*Text section*
----


    And that's the thing: whoever has designed this, doesn't get the fact that gardening happens all year round, not just in summer. One officer tried to justify it on the grounds that grass isn't cut in winter, so a monthly collection is fine.

    As to food waste, I've very little, but it always went in the green bin if not usable on the garden. (Egg shells are great for roses, as are banana skins). So, am I supposed to have yet another bin, which I've no room for, just for the odd time there's a chop bone?

    ReplyDelete
    Replies
    1. Me too, I have 2 green bins for a block of 4 flats of which only 2 have access to the garden. I have 1 composter which I try to compost everything that benefits compost. The rest goes in my 2 green bins, everything unwanted from tidying up the garden and the whole of our premises mainly leaves on the private road and around our garages. I manage to fill these bins several times a year and because of location call the council when they are full for them to empty. £40 per bin is the suggested fee for emptying these bins regularly and presents a Tax for everyone who has the luxury of a garden. This equates to approx. 80p per week and I personally have no problem with paying a fee of 80p everytime I call for a collection. However I will not be taxed annually for the service, so if this is implemented I assume that those who will not pay will have their green bins removed, which will then result in everyone returning to the bad old days of disposing of their garden waste into the Landfill bin. Considering the council wishes to substantially reduce the amount of refuse sent to landfill this will create a substantial increase instead of the desired opposite.

      As to food waste, I have very little too, the majority of which is consumed by the pets, but myself and other residents will not be choosing to use the smaller kitchen caddy which you we are advised to keep in our kitchen for the week disposing of all waste food, rotting, growing mould and in summer attracting flies and all manner of putrid smells especially in summer, all that will be going in plastic bags and into the landfill bin. It would appear to me that the council has not had any joined up thinking by their environmental protection team consultations.

----

*Excerpted records*
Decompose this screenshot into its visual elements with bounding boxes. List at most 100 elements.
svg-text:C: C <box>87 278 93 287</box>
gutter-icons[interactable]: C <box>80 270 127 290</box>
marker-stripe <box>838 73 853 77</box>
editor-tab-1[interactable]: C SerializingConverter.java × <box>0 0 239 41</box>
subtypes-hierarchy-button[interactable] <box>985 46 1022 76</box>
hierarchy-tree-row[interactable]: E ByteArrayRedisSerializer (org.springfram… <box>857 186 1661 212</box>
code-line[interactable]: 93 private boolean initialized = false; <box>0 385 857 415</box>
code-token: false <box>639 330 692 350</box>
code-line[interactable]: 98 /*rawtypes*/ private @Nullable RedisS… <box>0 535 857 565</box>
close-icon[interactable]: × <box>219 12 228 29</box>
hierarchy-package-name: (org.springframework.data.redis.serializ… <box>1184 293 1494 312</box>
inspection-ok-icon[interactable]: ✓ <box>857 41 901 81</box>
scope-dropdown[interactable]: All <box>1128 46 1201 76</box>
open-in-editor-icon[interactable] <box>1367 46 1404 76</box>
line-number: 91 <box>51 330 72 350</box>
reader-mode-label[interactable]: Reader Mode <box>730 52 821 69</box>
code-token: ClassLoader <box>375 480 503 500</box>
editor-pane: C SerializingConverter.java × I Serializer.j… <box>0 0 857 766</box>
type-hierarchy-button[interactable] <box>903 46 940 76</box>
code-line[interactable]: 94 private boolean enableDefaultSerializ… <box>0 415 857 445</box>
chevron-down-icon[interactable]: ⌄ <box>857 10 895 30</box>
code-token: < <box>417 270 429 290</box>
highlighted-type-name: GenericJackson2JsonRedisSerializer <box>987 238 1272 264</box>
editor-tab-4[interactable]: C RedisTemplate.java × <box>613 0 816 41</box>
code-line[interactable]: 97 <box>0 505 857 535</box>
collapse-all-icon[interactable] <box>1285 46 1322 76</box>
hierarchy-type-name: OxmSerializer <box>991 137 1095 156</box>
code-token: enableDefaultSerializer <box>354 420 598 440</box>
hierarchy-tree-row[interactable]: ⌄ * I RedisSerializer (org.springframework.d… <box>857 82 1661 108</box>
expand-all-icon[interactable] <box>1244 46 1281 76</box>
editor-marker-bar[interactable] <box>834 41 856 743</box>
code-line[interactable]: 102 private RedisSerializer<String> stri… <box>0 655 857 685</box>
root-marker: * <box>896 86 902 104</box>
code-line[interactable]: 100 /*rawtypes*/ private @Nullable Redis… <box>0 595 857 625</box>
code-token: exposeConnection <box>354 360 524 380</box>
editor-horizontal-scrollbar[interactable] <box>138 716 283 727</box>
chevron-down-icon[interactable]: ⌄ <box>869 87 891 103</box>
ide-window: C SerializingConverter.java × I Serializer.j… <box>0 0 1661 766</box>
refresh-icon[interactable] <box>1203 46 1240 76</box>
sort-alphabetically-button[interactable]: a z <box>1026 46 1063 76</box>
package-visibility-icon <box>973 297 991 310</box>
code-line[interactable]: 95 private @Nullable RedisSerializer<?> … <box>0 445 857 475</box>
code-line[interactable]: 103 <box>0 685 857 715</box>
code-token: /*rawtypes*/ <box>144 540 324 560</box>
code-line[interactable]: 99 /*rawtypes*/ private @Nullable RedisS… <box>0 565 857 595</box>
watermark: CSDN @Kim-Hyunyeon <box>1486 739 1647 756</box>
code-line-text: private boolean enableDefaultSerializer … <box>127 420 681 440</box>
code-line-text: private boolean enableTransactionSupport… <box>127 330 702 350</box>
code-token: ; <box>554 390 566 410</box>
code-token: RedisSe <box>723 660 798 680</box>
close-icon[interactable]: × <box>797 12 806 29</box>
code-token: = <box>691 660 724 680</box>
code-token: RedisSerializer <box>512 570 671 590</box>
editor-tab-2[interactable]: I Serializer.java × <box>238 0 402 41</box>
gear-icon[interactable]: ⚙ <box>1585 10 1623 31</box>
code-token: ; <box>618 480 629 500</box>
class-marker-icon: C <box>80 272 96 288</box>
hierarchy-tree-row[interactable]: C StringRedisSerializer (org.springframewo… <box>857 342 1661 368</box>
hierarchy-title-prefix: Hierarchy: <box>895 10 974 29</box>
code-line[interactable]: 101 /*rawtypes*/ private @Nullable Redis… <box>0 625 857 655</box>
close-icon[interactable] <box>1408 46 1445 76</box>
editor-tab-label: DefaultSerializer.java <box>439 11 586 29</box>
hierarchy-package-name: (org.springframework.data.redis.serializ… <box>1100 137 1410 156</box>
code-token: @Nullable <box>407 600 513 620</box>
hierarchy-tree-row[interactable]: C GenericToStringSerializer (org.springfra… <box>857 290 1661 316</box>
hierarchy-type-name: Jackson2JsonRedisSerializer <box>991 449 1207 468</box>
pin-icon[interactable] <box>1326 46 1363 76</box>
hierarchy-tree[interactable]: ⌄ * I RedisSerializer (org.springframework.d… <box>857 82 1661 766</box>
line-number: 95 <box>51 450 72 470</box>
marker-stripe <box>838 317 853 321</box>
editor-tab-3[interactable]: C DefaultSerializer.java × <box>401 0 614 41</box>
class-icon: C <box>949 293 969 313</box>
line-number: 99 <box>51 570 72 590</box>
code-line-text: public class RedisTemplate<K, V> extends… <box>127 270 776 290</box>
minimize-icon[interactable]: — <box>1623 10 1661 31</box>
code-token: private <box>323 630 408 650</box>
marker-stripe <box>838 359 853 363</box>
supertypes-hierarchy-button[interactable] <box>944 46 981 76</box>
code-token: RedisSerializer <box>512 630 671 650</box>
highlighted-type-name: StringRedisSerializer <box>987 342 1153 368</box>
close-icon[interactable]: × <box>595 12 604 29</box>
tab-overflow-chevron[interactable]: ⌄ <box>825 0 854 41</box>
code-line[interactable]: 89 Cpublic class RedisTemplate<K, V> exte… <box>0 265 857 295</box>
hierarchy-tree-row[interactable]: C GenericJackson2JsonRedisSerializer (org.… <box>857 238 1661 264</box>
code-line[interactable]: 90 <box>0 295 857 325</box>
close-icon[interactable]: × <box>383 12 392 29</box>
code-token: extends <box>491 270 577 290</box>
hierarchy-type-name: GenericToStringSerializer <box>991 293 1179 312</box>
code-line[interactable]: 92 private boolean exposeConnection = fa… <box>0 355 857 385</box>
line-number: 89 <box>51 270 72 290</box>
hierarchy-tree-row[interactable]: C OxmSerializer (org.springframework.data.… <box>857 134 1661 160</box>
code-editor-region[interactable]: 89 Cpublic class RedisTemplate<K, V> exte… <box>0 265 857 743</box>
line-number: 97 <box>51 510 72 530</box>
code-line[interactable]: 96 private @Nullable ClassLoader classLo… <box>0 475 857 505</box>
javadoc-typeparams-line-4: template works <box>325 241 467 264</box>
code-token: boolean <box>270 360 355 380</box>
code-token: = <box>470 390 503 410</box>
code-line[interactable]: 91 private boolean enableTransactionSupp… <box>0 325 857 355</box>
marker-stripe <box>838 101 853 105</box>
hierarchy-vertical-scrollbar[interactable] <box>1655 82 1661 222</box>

----

*What to work on*
In the comments on garden waste collection, what fee per bin is suggested for emptying the green bins regularly?

*Answer to this task*
£40 per bin.